> _SET TASK 1_:
In the forum thread, what name does the person who runs Designer Supplements go by on the linked forum?
> _SET TASK 2_:
Using the forum thread, decide whether each statement agrees with it. Give yes or no and quote the words that decide it.
(a) Du guarantees that most of the forum's members vote.
(b) Kuzinbo expects stiffer supplement regulations if Bush gets back into office.
(c) The first post says its writer has talked with Sledge.
> _SET TASK 3_:
Copy the stretch of the forum thread from "If you want" through "Kuzinbo (Oct 8, 2004)".

> _SOURCE_:
------------------------------------

PirateFromHell said:
			
		

> Sledge--who runs Designer Supplements--says he will keep producing new products and try to stay ahead. So, everytime they add one to the list, he pulls another out of his pocket. That guy has balls.


Ive never met him, never talked to him.... but I like him.


----------



## Pirate! (Oct 7, 2004)

If you want to talk to him he goes by Designer Supps here: http://anabolicminds.com/forum/forumdisplay.php?f=63 This forum is for his store.


----------



## Kuzinbo (Oct 8, 2004)

Geesh, a bunch of paranoid peeps.... You might as well just say what it is.  Do you really think that the handful of people on this site... trying to mums the word are really going to keep it from their attention?  Stop thinking through your narrow scope and look at the bigger pictuer fellas... If one slipped by, then they will know about it soon enough weather or not the people on this forum post the word or not.  funny thing is, most of you probably don't even vote, but want to complain. When we vote Bush back in.  Yeah... go Bush... I am telling you.. warning you... if he gets back into office, he will probably put such a damper on all supps by stiffer regulations.  It is sad.... everyone complains, but nobody gets involved.


----------



## Du (Oct 8, 2004)

LOL.

I guarantee most of us vote. Check out the Open Chat, youll see how political this forum can get.


----------



## Pirate! (Oct 8, 2004)

http://badnarik.org/


----------



## Du (Oct 8, 2004)

PirateFromHell said:
			
		

> http://badnarik.org/


 
GOOD MAN PIRATE!

------------------------------------

> _PROVIDED DATA_:
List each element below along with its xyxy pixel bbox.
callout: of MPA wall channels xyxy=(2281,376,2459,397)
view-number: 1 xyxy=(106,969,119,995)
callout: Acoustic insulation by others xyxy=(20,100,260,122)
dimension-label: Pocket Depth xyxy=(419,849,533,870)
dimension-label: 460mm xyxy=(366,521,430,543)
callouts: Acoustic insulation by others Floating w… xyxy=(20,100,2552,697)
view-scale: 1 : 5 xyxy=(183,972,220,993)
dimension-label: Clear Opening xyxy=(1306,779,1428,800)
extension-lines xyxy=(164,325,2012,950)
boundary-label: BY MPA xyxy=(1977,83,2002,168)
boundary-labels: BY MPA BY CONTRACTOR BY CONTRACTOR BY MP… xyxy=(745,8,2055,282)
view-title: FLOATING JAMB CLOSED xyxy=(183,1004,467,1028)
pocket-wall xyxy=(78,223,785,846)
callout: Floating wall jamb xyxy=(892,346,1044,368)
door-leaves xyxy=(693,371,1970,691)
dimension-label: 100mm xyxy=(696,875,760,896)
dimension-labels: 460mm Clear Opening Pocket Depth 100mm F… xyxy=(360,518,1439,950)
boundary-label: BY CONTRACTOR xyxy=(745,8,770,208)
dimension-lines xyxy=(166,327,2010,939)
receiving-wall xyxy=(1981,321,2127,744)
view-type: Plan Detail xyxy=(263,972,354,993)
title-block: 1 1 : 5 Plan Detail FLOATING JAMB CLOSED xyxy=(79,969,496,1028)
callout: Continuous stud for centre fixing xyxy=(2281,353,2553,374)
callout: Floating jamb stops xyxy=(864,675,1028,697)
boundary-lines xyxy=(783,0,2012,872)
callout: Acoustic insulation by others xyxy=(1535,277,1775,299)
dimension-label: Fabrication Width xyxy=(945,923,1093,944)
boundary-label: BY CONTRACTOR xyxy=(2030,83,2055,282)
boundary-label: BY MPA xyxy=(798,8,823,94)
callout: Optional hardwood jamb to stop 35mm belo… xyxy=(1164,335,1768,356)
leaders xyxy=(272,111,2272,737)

------------------------------------

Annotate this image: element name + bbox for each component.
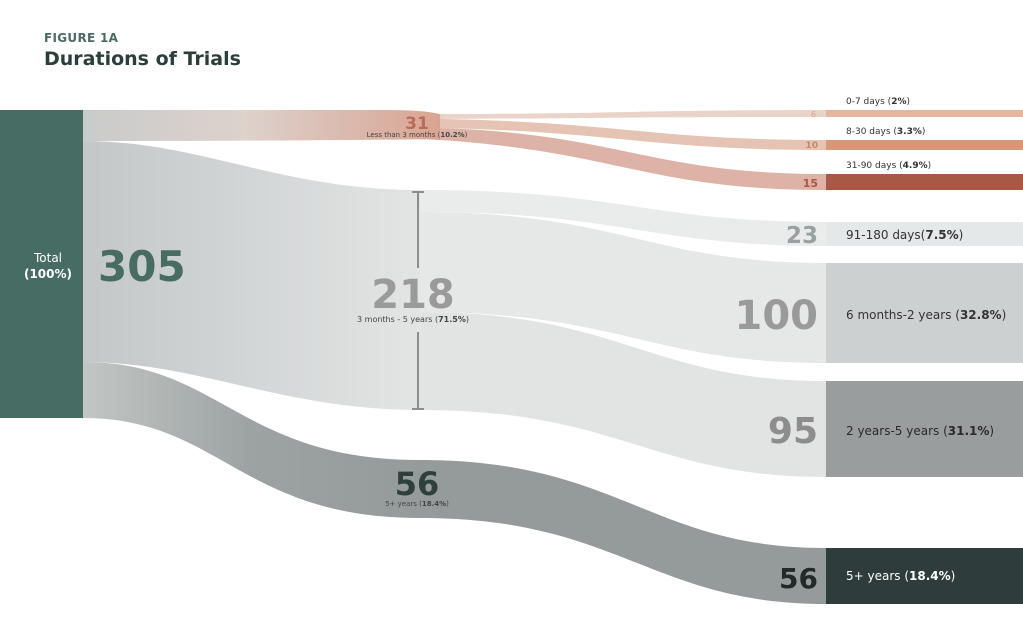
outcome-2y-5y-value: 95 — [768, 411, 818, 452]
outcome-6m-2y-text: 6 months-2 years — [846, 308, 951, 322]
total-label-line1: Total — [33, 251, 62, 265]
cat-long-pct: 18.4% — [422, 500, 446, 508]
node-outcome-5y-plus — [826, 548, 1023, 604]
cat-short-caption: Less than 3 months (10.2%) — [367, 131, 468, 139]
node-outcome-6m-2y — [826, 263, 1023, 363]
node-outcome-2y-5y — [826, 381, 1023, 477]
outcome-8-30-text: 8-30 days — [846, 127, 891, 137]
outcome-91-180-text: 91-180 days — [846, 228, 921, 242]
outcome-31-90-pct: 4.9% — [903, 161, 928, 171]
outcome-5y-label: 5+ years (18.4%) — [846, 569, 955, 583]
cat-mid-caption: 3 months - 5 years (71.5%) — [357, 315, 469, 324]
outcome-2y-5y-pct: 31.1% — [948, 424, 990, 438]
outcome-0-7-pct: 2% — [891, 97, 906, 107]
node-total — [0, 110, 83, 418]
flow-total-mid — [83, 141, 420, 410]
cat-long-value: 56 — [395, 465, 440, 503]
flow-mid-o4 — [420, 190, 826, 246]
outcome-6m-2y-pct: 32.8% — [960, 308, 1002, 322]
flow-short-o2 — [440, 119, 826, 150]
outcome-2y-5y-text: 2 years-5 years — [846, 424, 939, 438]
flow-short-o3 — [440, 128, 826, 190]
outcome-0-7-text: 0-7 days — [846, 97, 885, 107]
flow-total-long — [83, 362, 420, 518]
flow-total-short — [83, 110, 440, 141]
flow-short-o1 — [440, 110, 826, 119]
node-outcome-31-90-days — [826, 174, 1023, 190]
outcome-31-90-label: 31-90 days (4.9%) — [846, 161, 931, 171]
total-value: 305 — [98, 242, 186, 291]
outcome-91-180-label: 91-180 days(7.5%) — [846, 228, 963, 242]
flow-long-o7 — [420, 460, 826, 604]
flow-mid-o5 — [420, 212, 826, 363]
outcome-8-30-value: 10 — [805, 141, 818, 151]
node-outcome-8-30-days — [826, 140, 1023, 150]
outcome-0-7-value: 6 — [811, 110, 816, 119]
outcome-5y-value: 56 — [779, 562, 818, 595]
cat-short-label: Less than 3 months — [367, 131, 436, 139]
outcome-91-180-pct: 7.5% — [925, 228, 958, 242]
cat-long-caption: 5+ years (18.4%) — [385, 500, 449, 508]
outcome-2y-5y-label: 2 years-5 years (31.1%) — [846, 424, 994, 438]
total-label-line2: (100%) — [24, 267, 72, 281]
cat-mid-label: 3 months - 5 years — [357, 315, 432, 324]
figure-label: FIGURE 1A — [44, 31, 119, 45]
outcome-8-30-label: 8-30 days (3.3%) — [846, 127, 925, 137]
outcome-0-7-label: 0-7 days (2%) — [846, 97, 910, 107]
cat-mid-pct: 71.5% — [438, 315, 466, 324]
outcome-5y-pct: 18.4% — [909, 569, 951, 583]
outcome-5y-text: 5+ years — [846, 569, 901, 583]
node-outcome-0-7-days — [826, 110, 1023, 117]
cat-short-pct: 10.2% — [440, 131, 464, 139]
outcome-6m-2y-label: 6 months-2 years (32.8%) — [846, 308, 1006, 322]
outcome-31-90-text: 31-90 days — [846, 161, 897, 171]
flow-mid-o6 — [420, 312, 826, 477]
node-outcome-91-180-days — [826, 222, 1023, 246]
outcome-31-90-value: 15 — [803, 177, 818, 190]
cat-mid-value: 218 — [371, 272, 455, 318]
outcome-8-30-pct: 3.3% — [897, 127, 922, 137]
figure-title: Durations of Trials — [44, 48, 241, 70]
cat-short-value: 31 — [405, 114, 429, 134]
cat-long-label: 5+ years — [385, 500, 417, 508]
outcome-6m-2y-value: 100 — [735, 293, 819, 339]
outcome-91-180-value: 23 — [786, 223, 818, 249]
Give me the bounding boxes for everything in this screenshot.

------------------------------------

> _TASK SOLUTION 1_:
Designer Supps

> _TASK SOLUTION 2_:
(a) Yes: "I guarantee most of us vote."
(b) Yes: "if he gets back into office, he will probably put such a damper on all supps by stiffer regulations"
(c) No: "Ive never met him, never talked to him"

> _TASK SOLUTION 3_:
If you want to talk to him he goes by Designer Supps here: http://anabolicminds.com/forum/forumdisplay.php?f=63 This forum is for his store.


----------



## Kuzinbo (Oct 8, 2004)